[start of EXERCISE INPUT]
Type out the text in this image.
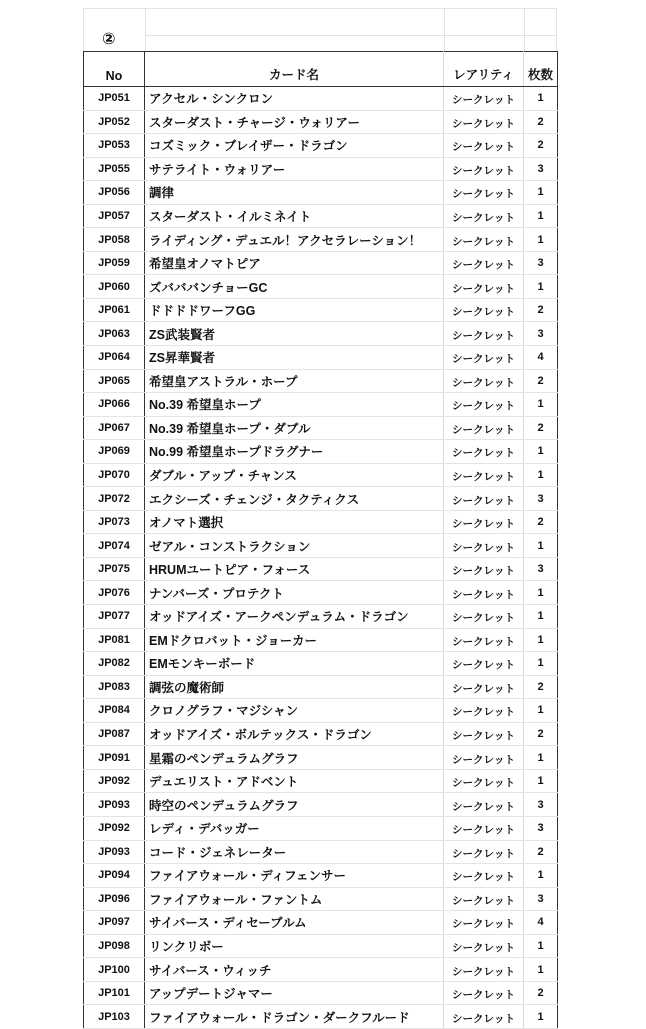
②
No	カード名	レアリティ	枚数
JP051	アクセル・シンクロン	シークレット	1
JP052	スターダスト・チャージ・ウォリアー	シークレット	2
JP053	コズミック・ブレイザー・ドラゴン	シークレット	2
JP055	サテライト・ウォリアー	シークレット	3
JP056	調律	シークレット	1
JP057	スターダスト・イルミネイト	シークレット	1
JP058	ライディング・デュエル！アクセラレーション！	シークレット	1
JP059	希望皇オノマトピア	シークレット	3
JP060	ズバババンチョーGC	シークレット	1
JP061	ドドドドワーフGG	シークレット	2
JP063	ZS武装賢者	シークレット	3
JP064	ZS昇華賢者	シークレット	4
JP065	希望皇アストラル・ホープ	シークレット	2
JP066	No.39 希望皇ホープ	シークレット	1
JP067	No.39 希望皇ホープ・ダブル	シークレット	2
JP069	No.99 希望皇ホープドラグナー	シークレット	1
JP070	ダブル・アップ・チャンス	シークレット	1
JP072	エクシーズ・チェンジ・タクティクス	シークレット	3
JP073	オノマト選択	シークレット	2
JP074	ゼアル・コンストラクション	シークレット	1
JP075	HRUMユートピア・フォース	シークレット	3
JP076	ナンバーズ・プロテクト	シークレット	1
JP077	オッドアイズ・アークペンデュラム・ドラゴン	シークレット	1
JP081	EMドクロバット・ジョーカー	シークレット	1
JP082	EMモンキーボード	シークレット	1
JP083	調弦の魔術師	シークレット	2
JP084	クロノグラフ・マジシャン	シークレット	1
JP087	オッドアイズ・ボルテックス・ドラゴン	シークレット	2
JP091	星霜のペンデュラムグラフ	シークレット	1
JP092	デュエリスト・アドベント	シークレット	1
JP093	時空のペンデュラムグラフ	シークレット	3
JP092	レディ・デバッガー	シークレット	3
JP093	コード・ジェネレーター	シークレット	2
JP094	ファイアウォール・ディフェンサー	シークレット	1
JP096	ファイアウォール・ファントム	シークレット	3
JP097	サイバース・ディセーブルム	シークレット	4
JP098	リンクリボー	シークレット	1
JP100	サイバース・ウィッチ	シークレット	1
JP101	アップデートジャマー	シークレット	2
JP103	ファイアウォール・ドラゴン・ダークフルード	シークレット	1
[end of EXERCISE INPUT]
EXERCISE PROMPT: Copy out the records above in full, exactly as written, but not the pictures.

WRITTEN RESPONSE:
Type out the text in this image.
②
No	カード名	レアリティ	枚数
JP051	アクセル・シンクロン	シークレット	1
JP052	スターダスト・チャージ・ウォリアー	シークレット	2
JP053	コズミック・ブレイザー・ドラゴン	シークレット	2
JP055	サテライト・ウォリアー	シークレット	3
JP056	調律	シークレット	1
JP057	スターダスト・イルミネイト	シークレット	1
JP058	ライディング・デュエル！アクセラレーション！	シークレット	1
JP059	希望皇オノマトピア	シークレット	3
JP060	ズバババンチョーGC	シークレット	1
JP061	ドドドドワーフGG	シークレット	2
JP063	ZS武装賢者	シークレット	3
JP064	ZS昇華賢者	シークレット	4
JP065	希望皇アストラル・ホープ	シークレット	2
JP066	No.39 希望皇ホープ	シークレット	1
JP067	No.39 希望皇ホープ・ダブル	シークレット	2
JP069	No.99 希望皇ホープドラグナー	シークレット	1
JP070	ダブル・アップ・チャンス	シークレット	1
JP072	エクシーズ・チェンジ・タクティクス	シークレット	3
JP073	オノマト選択	シークレット	2
JP074	ゼアル・コンストラクション	シークレット	1
JP075	HRUMユートピア・フォース	シークレット	3
JP076	ナンバーズ・プロテクト	シークレット	1
JP077	オッドアイズ・アークペンデュラム・ドラゴン	シークレット	1
JP081	EMドクロバット・ジョーカー	シークレット	1
JP082	EMモンキーボード	シークレット	1
JP083	調弦の魔術師	シークレット	2
JP084	クロノグラフ・マジシャン	シークレット	1
JP087	オッドアイズ・ボルテックス・ドラゴン	シークレット	2
JP091	星霜のペンデュラムグラフ	シークレット	1
JP092	デュエリスト・アドベント	シークレット	1
JP093	時空のペンデュラムグラフ	シークレット	3
JP092	レディ・デバッガー	シークレット	3
JP093	コード・ジェネレーター	シークレット	2
JP094	ファイアウォール・ディフェンサー	シークレット	1
JP096	ファイアウォール・ファントム	シークレット	3
JP097	サイバース・ディセーブルム	シークレット	4
JP098	リンクリボー	シークレット	1
JP100	サイバース・ウィッチ	シークレット	1
JP101	アップデートジャマー	シークレット	2
JP103	ファイアウォール・ドラゴン・ダークフルード	シークレット	1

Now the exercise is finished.